(Dataset entries)
______________________________
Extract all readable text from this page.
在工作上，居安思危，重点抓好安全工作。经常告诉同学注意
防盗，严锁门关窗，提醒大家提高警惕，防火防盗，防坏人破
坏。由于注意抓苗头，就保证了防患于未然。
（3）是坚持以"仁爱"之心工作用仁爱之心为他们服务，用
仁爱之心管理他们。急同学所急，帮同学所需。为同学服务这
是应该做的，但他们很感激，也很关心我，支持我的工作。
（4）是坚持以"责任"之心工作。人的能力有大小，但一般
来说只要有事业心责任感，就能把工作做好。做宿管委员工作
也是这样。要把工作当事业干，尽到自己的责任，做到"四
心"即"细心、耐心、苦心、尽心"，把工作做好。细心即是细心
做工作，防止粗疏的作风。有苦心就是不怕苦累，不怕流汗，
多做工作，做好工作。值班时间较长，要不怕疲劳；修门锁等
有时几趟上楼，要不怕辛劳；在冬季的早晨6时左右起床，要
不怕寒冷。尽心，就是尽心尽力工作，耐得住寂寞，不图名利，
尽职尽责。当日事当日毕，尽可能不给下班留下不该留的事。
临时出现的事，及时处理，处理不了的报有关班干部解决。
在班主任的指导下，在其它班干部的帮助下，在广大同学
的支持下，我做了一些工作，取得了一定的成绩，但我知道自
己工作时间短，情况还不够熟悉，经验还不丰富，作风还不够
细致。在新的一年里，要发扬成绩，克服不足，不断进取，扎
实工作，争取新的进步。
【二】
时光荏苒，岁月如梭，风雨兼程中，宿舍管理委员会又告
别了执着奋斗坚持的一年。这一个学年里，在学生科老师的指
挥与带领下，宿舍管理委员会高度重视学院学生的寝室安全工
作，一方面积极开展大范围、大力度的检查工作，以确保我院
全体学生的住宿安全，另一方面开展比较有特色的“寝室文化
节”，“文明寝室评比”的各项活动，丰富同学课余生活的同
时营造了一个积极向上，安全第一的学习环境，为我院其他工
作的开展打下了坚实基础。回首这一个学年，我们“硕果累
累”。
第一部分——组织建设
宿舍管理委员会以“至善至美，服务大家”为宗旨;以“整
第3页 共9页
______________________________
Read the entries above, then pull out the lines that include "是坚持以".

• [Reply to the exercise]
（3）是坚持以"仁爱"之心工作用仁爱之心为他们服务，用
（4）是坚持以"责任"之心工作。人的能力有大小，但一般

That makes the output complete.